An ecological study of socioeconomic predictors in detection of COVID-19 cases across neighborhoods in New York City.

BACKGROUND: New York City was the first major urban center of the COVID-19 pandemic in the USA. Cases are clustered in the city, with certain neighborhoods experiencing more cases than others. We investigate whether potential socioeconomic factors can explain between-neighborhood variation in the COVID-19 test positivity rate. METHODS: Data were collected from 177 Zip Code Tabulation Areas (ZCTA) in New York City (99.9% of the population). We fit multiple Bayesian Besag-York-Mollié (BYM) mixed models using positive COVID-19 tests as the outcome, a set of 11 representative demographic, economic, and health-care associated ZCTA-level parameters as potential predictors, and the total number of COVID-19 tests as the exposure. The BYM model includes both spatial and nonspatial random effects to account for clustering and overdispersion. RESULTS: Multiple regression approaches indicated a consistent, statistically significant association between detected COVID-19 cases and dependent children (under 18 years old), population density, median household income, and race. In the final model, we found that an increase of only 5% in young population is associated with a 2.3% increase in COVID-19 positivity rate (95% confidence interval (CI) 0.4 to 4.2%, p=0.021). An increase of 10,000 people per km2 is associated with a 2.4% (95% CI 0.6 to 4.2%, p=0.011) increase in positivity rate. A decrease of $10,000 median household income is associated with a 1.6% (95% CI 0.7 to 2.4%, p<0.001) increase in COVID-19 positivity rate. With respect to race, a decrease of 10% in White population is associated with a 1.8% (95% CI 0.8 to 2.8%, p<0.001) increase in positivity rate, while an increase of 10% in Black population is associated with a 1.1% (95% CI 0.3 to 1.8%, p<0.001) increase in positivity rate. The percentage of Hispanic (p=0.718), Asian (p=0.966), or Other (p=0.588) populations were not statistically significant factors. CONCLUSIONS: Our findings indicate associations between neighborhoods with a large dependent youth population, densely populated, low-income, and predominantly black neighborhoods and COVID-19 test positivity rate. The study highlights the importance of public health management during and after the current COVID-19 pandemic. Further work is warranted to fully understand the mechanisms by which these factors may have affected the positivity rate, either in terms of the true number of cases or access to testing.

#### [DATA EXCERPTS]
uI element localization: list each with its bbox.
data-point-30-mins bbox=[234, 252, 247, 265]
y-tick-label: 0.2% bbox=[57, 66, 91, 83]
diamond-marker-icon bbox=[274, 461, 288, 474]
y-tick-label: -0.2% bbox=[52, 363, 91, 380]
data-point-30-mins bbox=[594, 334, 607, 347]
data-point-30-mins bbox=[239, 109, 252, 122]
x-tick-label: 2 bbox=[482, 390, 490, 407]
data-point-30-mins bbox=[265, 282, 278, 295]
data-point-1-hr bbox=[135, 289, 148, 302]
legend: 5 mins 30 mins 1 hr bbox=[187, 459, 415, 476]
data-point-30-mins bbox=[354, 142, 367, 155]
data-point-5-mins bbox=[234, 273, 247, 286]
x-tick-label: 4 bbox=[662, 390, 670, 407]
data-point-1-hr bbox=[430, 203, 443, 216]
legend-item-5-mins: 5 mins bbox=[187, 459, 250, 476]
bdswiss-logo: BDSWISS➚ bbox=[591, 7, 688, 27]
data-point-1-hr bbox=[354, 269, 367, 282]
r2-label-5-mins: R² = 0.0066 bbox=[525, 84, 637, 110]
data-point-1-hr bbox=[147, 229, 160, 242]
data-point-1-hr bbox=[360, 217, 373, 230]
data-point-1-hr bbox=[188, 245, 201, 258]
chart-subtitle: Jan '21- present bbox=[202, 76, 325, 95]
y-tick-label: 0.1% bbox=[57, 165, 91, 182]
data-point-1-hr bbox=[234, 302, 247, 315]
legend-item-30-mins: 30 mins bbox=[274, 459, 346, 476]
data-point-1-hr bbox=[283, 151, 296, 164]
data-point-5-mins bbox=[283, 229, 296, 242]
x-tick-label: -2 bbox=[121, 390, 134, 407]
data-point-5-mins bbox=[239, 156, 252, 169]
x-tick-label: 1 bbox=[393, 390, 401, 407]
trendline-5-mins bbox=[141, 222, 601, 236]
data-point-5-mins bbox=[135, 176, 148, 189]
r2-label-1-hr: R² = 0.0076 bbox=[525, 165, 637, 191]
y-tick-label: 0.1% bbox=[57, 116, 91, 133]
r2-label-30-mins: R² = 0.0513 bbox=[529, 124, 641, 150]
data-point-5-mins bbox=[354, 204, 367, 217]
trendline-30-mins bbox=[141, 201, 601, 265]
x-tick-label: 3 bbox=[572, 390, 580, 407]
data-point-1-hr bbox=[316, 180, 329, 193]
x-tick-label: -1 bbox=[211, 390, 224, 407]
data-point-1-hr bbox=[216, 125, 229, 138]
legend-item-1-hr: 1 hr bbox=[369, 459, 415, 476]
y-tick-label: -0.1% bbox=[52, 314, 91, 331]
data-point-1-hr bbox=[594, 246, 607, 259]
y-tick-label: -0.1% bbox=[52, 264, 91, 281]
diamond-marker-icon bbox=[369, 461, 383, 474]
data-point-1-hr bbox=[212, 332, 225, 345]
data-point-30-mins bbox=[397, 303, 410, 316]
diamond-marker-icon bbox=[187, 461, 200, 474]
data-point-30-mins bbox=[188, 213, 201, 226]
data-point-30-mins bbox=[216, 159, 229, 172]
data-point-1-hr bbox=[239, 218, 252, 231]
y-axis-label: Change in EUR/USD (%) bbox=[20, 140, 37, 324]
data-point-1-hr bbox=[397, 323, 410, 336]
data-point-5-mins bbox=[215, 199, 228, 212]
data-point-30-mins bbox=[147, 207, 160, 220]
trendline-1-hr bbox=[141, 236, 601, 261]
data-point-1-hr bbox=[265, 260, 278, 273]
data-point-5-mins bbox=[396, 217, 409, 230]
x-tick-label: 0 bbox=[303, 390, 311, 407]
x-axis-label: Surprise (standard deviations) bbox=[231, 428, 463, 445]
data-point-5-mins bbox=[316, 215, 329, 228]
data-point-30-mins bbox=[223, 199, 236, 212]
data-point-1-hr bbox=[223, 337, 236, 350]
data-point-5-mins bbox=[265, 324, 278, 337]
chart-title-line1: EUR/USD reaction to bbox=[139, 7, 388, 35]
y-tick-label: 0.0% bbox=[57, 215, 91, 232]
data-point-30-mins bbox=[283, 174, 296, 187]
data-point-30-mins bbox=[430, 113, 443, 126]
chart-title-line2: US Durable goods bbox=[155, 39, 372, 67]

#### [WHAT YOU WILL DO]
Please answer these questions about the COVID-19 study abstract, one per line:
1. How many Zip Code Tabulation Areas in New York City supplied the data?
2. What increase in positivity rate is associated with an increase of 10,000 people per km2?
3. Which population percentages were not statistically significant factors?

#### [SOLUTION TO THIS PROBLEM]
1. 177
2. 2.4% (95% CI 0.6 to 4.2%, p=0.011)
3. Hispanic, Asian, and Other